─── Page excerpt
Svelte JS : VSCode configuration and internationalization

6 mai 2020 · 5 min read
svelte

Svelte is a set of tools to develop Javascript applications (yet another new JS framework). It is a direct competitor of React or VueJS. After having tried it, I confirm that this project is to be followed with interest.

I share here some points that are not covered in the official Svelte documentation :

What is Svelte ?

Its creator Rich Harris works at the NY Times. He is in charge of developing the newspaper’s online rendering.

At the end of 2016, he starts from a simple observation: we send too much Javascript in web applications. Indeed, VueJS and React, among others, are embedded in the application, hence a greater volume. Moreover, the browser loses performance when interpreting the language and modifying the displayed rendering. His original publication is available on the Svelte blog.

His idea is that the framework should not be embedded in the application. It should just be used to compile in pure Javascript in order to deliver a light and fast to execute application.

The result is a weight of 3.6 Kb for an application compiled with Svelte against 45 Kb for the same application coded with React. And it is 10x faster because it runs without virtual DOM.

This framework is therefore particularly suitable for applications on mobile terminals or internet of things (IOT).
──────
## Written task:
Edit the Svelte article from "His idea is" through "to execute application.", putting "toolkit" wherever "framework" appears.
─── Recorded information
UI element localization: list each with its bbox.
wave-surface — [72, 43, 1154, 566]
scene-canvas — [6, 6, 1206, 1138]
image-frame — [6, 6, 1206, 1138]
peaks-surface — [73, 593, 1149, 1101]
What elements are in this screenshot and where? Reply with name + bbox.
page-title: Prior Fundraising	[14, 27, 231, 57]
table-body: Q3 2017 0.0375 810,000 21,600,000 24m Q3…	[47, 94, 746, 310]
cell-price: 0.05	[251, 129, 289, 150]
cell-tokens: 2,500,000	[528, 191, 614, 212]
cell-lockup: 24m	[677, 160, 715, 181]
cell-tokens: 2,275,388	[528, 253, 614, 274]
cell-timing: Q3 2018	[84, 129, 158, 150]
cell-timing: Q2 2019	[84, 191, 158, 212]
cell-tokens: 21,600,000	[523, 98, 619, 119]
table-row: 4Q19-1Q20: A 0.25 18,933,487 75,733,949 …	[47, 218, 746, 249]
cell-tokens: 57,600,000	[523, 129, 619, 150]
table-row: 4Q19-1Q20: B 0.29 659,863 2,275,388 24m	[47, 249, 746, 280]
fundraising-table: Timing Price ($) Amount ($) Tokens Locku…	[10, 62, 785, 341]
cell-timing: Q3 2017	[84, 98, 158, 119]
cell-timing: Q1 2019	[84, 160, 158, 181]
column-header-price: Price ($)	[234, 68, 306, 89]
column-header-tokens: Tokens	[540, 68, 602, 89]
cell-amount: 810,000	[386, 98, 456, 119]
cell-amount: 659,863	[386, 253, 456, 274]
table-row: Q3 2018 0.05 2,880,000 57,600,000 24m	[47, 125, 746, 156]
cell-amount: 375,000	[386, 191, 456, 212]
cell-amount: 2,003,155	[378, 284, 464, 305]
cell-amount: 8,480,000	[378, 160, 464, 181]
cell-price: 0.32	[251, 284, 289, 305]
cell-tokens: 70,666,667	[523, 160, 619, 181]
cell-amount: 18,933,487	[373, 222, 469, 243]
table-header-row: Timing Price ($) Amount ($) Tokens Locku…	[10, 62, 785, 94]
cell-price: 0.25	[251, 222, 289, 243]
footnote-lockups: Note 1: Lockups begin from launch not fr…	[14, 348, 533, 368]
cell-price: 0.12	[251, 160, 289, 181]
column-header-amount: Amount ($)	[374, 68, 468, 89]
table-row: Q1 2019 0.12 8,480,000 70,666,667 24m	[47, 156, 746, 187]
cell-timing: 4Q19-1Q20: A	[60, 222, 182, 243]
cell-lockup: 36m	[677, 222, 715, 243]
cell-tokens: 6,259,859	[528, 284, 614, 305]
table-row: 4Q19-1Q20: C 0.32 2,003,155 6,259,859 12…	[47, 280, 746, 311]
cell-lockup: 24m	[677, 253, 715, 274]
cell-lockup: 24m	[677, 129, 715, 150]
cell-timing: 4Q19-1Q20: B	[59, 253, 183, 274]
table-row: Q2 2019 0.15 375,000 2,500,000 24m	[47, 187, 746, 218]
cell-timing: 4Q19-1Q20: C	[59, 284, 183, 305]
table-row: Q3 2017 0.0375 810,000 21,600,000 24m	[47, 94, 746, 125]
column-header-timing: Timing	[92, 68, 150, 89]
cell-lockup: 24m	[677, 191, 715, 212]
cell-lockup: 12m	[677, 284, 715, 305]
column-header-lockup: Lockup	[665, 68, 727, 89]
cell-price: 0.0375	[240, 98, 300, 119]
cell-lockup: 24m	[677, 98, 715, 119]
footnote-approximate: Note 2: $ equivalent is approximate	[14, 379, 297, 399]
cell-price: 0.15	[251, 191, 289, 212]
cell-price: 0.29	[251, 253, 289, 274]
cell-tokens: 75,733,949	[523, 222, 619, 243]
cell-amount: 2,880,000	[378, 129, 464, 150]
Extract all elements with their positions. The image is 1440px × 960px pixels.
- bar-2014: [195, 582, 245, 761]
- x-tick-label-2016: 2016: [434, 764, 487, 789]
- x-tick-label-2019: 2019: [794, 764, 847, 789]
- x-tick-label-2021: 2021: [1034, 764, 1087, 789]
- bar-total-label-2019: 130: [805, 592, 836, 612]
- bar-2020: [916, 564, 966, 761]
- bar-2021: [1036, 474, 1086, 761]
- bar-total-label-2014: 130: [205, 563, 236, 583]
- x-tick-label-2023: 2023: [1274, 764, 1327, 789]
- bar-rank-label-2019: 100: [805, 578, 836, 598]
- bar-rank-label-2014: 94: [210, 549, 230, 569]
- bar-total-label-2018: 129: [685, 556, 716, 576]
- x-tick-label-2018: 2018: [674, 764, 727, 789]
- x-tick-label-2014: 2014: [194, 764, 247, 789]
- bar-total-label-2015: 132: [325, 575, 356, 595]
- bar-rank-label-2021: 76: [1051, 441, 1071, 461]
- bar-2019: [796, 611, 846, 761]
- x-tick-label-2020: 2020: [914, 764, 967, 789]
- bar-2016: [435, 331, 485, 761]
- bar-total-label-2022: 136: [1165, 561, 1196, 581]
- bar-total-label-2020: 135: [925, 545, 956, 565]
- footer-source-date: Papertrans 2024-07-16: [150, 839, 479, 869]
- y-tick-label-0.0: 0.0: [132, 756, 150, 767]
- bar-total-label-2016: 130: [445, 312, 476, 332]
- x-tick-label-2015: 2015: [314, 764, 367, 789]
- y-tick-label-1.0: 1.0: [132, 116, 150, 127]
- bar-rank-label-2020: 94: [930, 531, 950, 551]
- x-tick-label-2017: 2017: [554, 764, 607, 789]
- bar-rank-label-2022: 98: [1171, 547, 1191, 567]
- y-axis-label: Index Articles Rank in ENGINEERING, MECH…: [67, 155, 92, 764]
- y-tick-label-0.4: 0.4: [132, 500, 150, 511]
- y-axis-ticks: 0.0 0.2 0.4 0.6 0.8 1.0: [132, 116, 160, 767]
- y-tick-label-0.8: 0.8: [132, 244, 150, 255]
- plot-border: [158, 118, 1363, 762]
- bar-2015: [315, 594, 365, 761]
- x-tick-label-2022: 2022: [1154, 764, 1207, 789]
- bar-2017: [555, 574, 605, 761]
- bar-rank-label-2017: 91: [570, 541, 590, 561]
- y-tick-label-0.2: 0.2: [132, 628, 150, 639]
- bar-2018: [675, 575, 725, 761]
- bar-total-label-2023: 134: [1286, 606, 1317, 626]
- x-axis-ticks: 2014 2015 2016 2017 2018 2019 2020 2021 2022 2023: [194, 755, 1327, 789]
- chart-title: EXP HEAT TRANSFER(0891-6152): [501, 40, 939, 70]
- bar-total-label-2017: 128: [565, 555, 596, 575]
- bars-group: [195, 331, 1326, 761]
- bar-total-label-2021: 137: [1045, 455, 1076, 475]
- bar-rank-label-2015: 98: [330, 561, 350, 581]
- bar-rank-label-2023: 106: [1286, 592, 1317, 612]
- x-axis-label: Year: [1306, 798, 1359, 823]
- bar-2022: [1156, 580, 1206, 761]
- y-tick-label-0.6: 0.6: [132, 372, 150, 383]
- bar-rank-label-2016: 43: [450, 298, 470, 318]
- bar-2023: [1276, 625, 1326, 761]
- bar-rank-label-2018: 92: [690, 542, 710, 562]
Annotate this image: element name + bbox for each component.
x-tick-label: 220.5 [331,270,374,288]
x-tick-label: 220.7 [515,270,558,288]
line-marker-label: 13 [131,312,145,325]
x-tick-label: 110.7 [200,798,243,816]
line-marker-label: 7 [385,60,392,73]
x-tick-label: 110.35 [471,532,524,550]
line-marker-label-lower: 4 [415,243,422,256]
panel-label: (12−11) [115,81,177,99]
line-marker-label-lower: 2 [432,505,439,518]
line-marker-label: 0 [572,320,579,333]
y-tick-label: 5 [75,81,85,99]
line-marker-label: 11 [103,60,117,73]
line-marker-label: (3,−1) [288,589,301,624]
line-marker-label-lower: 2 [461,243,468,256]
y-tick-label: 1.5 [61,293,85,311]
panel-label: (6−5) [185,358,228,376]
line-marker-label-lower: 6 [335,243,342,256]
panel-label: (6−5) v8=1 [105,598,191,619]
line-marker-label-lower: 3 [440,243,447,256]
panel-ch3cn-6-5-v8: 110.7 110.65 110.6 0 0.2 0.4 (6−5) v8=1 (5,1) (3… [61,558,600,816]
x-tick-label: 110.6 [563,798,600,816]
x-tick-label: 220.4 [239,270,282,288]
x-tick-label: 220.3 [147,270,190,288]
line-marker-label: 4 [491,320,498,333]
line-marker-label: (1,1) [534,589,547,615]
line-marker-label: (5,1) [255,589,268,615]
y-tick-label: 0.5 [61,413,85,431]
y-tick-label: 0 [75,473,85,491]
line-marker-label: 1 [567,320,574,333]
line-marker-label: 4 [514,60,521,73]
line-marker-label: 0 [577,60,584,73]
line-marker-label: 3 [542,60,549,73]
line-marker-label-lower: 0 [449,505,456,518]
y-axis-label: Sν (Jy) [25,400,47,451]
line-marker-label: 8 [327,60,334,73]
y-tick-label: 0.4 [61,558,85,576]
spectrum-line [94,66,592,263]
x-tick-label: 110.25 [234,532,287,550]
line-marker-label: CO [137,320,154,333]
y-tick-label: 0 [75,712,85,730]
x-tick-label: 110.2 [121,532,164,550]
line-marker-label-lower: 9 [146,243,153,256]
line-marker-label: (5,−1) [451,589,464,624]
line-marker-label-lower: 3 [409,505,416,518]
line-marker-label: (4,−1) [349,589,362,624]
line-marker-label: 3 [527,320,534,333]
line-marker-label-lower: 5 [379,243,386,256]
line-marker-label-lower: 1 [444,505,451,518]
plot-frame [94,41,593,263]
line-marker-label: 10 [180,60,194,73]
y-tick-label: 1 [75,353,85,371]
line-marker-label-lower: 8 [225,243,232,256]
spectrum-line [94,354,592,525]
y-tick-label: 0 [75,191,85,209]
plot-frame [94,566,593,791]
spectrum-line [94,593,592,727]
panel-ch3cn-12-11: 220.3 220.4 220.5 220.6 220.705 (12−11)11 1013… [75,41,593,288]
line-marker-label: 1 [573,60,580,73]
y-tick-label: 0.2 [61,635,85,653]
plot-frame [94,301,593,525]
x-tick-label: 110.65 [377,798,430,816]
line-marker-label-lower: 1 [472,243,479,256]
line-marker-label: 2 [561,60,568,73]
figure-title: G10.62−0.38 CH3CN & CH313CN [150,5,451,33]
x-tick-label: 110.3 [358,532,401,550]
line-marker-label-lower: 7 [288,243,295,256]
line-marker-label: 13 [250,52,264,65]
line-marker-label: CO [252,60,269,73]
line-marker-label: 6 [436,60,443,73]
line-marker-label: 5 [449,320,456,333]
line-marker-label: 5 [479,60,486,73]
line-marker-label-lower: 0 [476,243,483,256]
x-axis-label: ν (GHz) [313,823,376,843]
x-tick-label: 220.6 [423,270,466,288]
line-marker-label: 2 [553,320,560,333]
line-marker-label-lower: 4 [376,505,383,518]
──────
## Finished exercise:
His idea is that the toolkit should not be embedded in the application. It should just be used to compile in pure Javascript in order to deliver a light and fast to execute application.